Data section:
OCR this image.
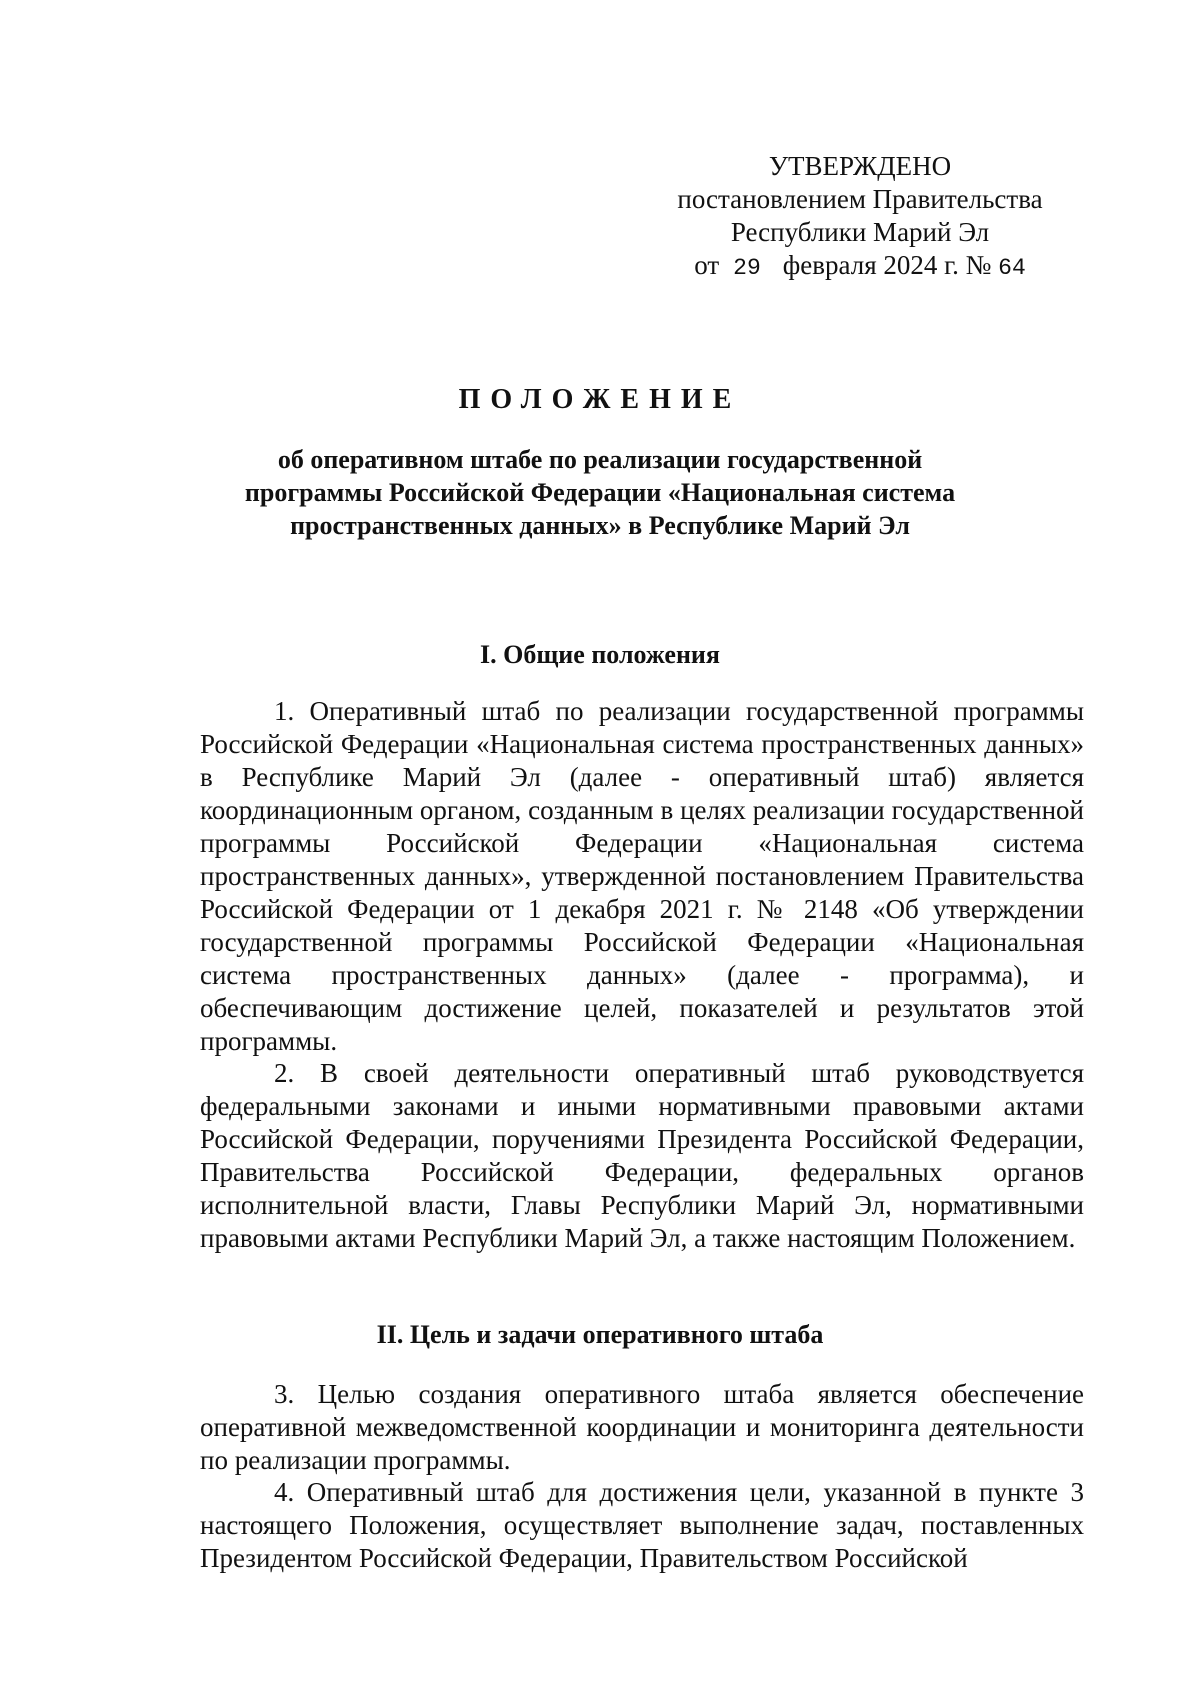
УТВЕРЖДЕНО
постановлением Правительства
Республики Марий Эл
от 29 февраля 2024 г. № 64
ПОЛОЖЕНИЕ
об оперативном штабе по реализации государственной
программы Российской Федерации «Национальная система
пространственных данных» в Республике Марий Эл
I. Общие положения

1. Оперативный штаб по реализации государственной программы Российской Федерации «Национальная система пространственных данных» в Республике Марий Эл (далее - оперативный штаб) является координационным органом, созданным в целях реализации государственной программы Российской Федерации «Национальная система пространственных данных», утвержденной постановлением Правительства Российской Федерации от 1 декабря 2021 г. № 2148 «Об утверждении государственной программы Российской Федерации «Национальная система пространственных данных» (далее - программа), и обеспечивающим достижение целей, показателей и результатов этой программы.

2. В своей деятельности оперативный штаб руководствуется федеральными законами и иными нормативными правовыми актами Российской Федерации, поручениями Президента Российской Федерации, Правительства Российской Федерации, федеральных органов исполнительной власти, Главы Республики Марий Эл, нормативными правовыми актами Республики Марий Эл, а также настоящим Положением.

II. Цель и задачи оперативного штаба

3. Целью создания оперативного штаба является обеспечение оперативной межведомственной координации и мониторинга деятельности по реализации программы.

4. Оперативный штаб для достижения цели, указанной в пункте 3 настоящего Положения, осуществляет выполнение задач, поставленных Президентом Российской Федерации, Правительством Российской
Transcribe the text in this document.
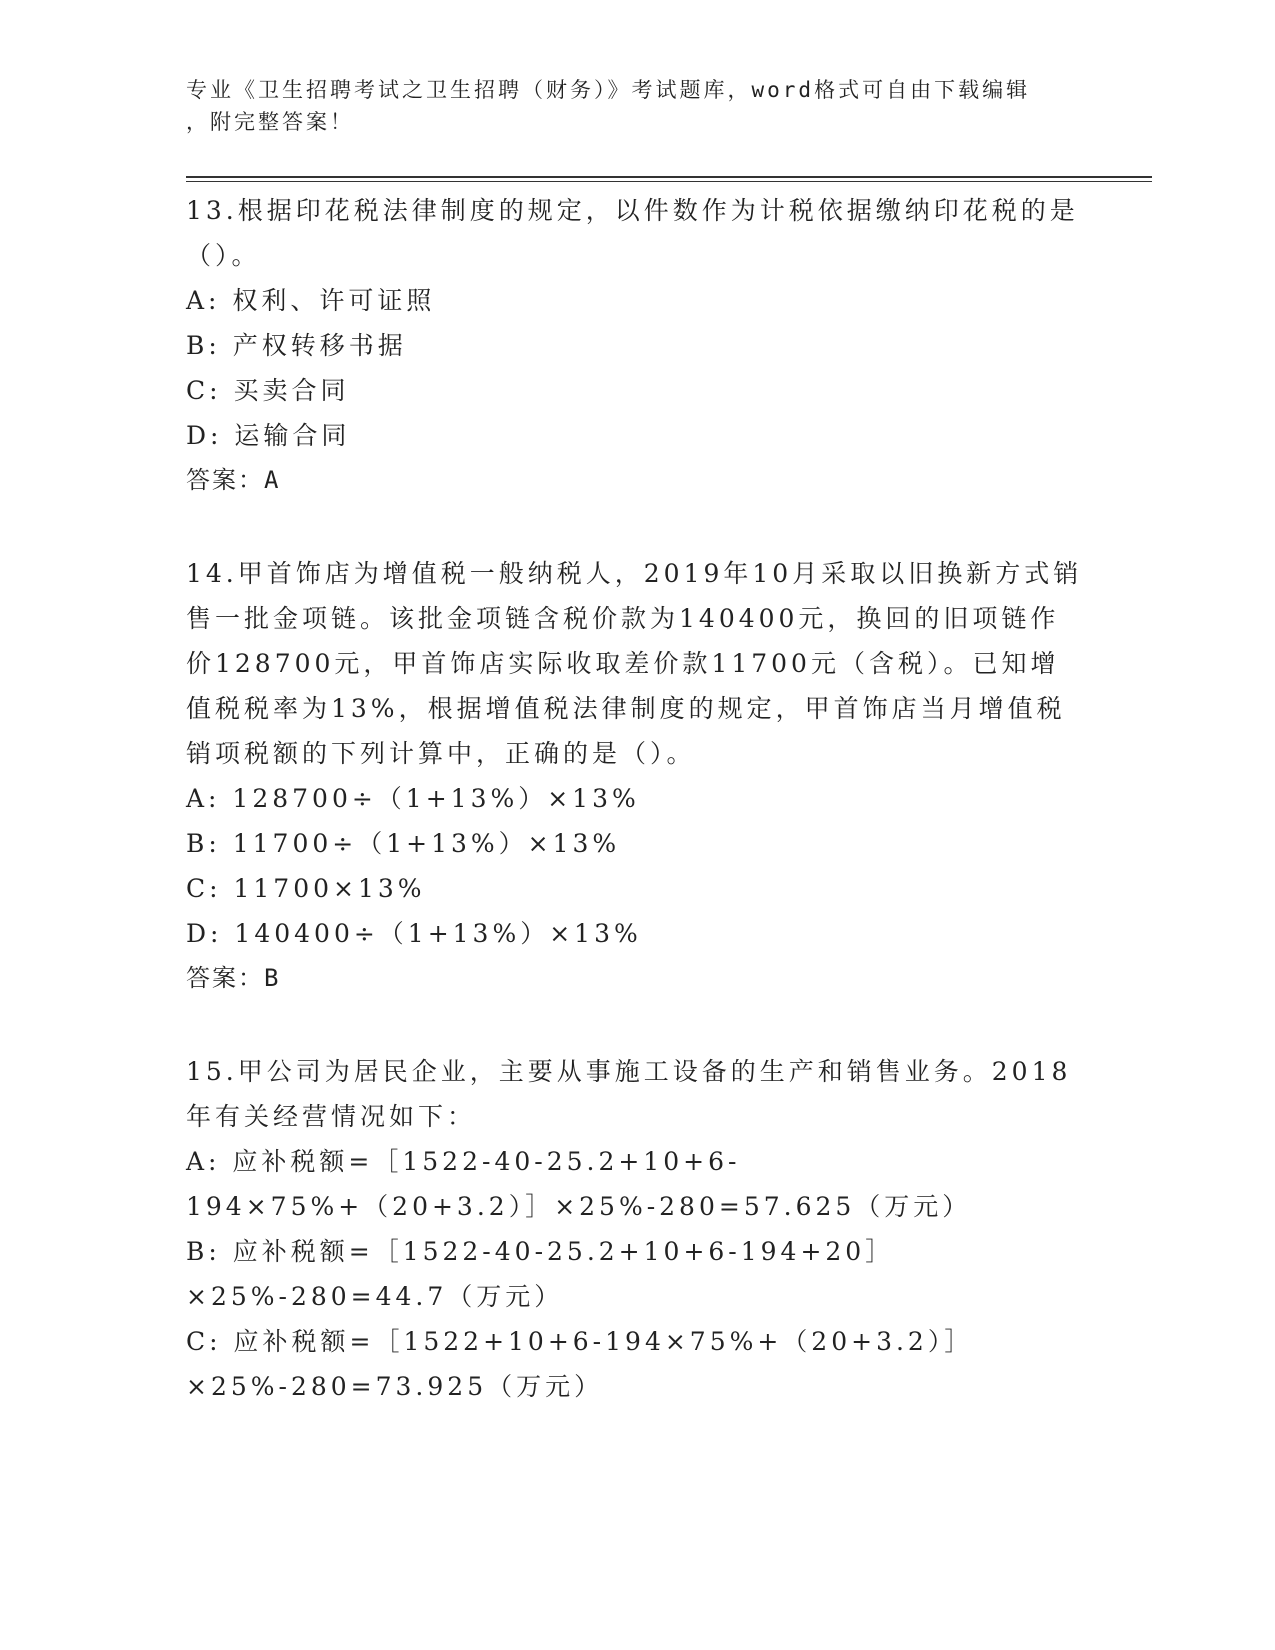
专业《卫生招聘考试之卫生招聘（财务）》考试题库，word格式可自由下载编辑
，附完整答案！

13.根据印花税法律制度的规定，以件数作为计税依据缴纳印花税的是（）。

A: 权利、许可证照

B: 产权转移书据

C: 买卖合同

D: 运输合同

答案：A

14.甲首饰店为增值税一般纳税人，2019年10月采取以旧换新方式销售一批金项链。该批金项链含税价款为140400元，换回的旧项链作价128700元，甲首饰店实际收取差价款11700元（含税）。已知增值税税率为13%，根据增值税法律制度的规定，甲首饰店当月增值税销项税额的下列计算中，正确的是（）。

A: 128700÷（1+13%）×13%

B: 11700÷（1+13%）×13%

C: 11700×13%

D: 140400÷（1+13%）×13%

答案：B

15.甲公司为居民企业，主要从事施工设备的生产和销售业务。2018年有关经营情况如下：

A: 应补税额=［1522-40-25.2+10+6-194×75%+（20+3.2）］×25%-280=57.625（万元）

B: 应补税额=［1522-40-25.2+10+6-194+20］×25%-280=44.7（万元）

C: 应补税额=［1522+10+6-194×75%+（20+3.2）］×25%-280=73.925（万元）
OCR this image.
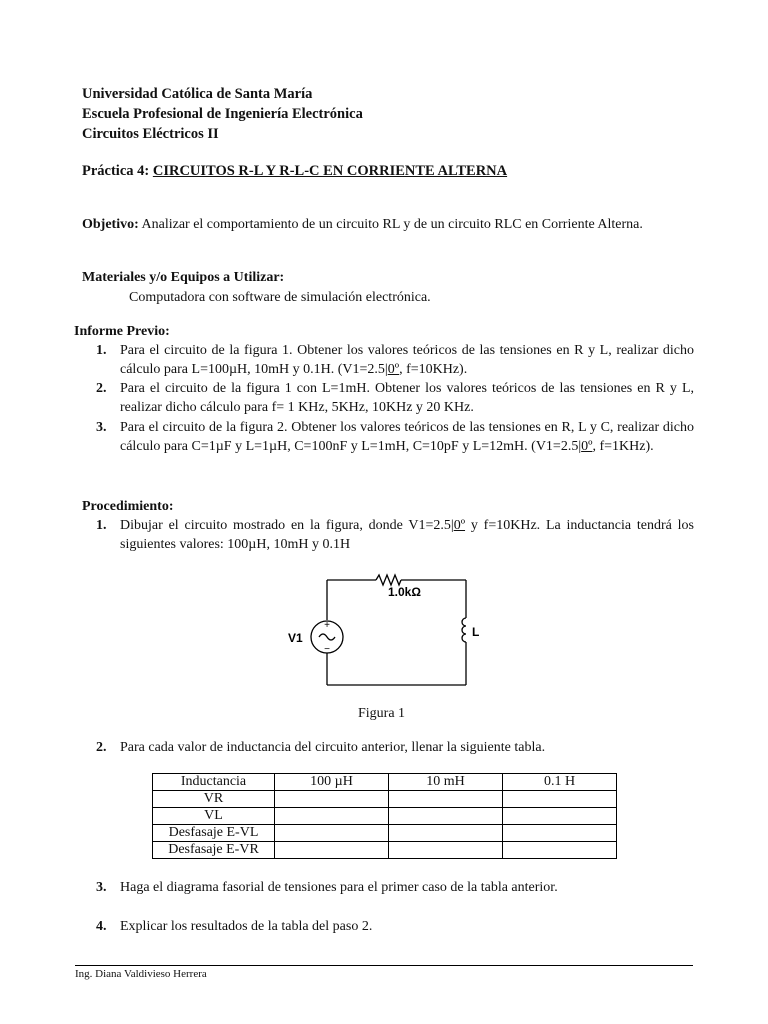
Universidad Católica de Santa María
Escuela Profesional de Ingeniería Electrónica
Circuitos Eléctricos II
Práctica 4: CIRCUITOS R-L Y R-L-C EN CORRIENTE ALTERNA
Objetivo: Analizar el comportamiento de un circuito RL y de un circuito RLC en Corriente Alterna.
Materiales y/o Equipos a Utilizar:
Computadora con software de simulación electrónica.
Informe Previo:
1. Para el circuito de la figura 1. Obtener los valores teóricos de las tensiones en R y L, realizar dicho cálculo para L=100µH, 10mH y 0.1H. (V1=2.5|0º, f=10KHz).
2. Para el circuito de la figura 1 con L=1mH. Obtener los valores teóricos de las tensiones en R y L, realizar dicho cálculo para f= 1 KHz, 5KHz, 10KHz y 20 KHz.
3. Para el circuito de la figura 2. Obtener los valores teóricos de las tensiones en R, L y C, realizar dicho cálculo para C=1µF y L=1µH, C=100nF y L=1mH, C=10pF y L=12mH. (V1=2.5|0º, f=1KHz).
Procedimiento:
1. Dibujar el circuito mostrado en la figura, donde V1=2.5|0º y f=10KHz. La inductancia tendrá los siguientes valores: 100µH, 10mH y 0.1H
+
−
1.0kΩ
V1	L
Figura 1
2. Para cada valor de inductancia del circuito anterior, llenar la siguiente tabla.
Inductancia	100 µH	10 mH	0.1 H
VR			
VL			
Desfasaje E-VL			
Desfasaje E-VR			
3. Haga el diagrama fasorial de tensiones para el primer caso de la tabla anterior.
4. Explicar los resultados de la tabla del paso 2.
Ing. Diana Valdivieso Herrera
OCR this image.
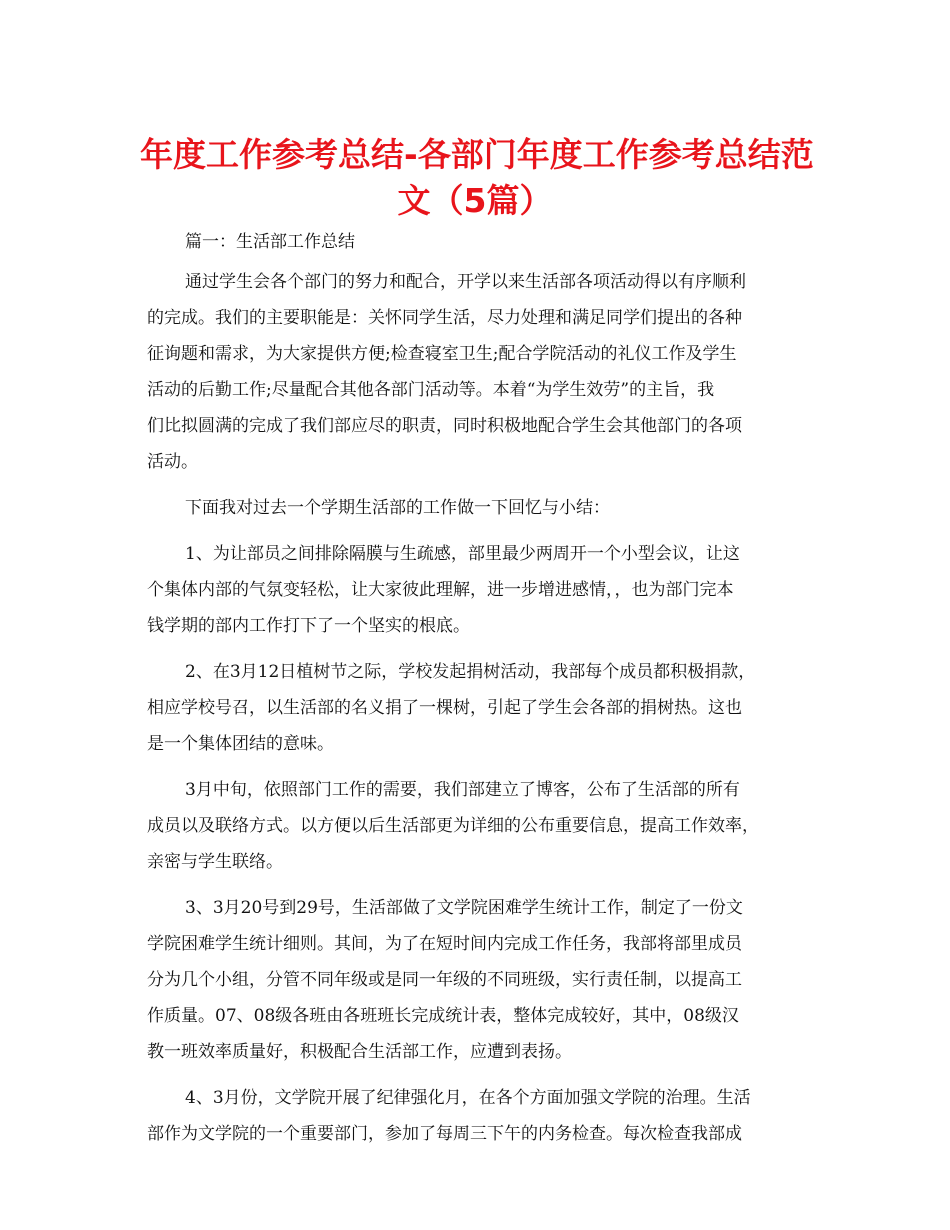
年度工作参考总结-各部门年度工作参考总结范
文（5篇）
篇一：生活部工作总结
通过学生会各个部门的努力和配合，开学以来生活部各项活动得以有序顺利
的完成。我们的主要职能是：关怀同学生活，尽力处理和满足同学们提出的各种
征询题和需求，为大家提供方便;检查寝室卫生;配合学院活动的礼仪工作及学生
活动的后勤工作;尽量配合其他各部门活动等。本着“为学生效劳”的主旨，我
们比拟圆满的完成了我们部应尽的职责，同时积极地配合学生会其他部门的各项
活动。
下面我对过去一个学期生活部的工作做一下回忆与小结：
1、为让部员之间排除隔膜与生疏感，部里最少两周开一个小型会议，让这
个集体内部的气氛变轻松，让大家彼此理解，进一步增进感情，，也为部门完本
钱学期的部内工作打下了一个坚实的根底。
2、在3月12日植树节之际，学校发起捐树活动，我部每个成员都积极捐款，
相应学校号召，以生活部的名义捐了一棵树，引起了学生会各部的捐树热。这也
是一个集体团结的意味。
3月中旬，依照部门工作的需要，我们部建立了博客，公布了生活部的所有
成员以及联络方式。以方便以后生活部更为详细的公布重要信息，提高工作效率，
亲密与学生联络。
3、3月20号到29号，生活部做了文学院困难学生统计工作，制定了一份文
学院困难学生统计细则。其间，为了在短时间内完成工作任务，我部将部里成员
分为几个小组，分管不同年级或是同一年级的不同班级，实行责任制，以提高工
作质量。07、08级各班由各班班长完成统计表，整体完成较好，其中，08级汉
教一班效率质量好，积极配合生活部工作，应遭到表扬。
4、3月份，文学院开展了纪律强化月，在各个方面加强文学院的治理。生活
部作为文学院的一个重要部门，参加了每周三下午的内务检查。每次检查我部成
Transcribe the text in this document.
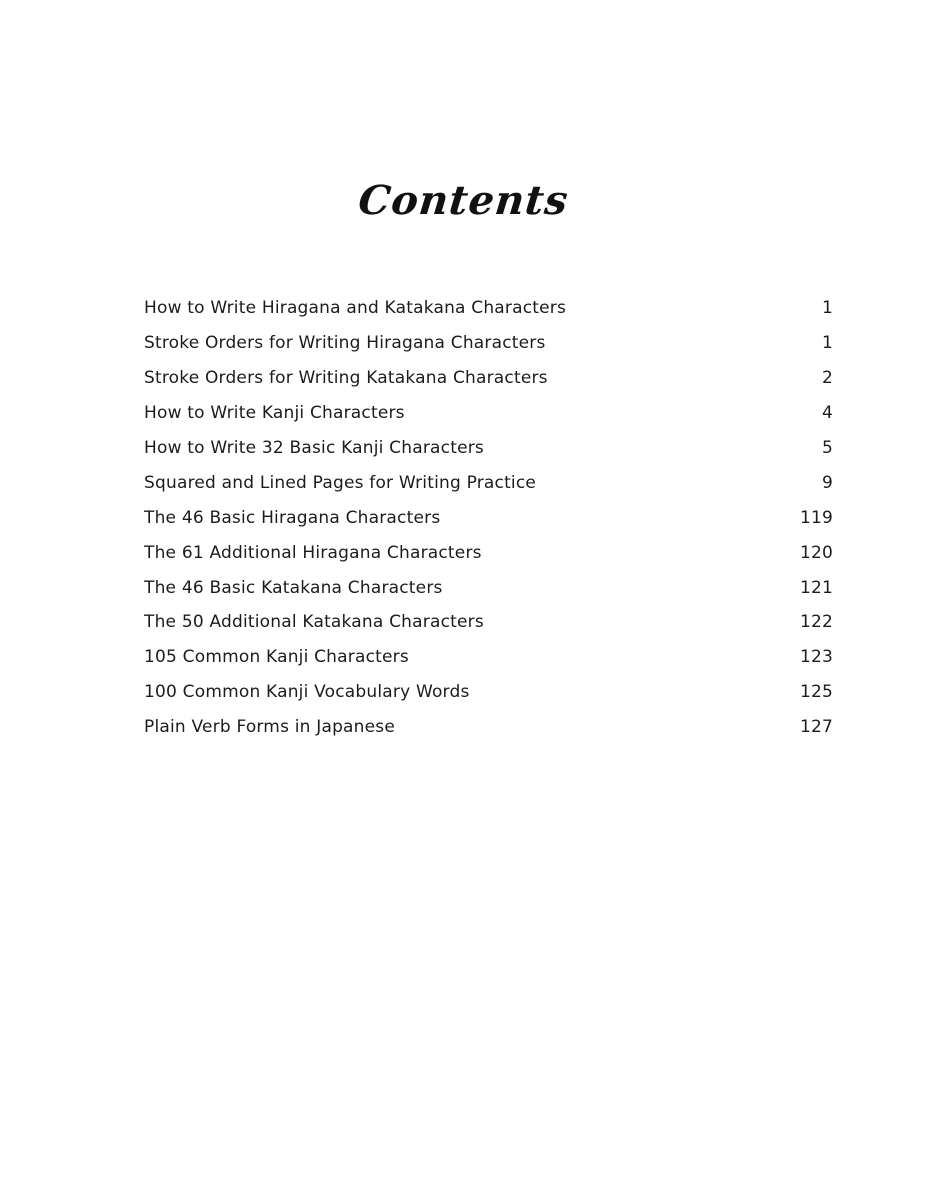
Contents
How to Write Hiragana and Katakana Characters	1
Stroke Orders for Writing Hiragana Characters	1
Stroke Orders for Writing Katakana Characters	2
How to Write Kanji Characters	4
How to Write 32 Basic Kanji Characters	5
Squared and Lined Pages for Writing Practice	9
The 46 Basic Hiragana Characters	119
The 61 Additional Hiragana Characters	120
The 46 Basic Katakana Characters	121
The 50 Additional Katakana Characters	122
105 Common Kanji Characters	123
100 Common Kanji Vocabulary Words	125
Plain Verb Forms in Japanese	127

Exercise details: List the lines of the records where "Writing" occurs.

The solution:
Stroke Orders for Writing Hiragana Characters	1
Stroke Orders for Writing Katakana Characters	2
Squared and Lined Pages for Writing Practice	9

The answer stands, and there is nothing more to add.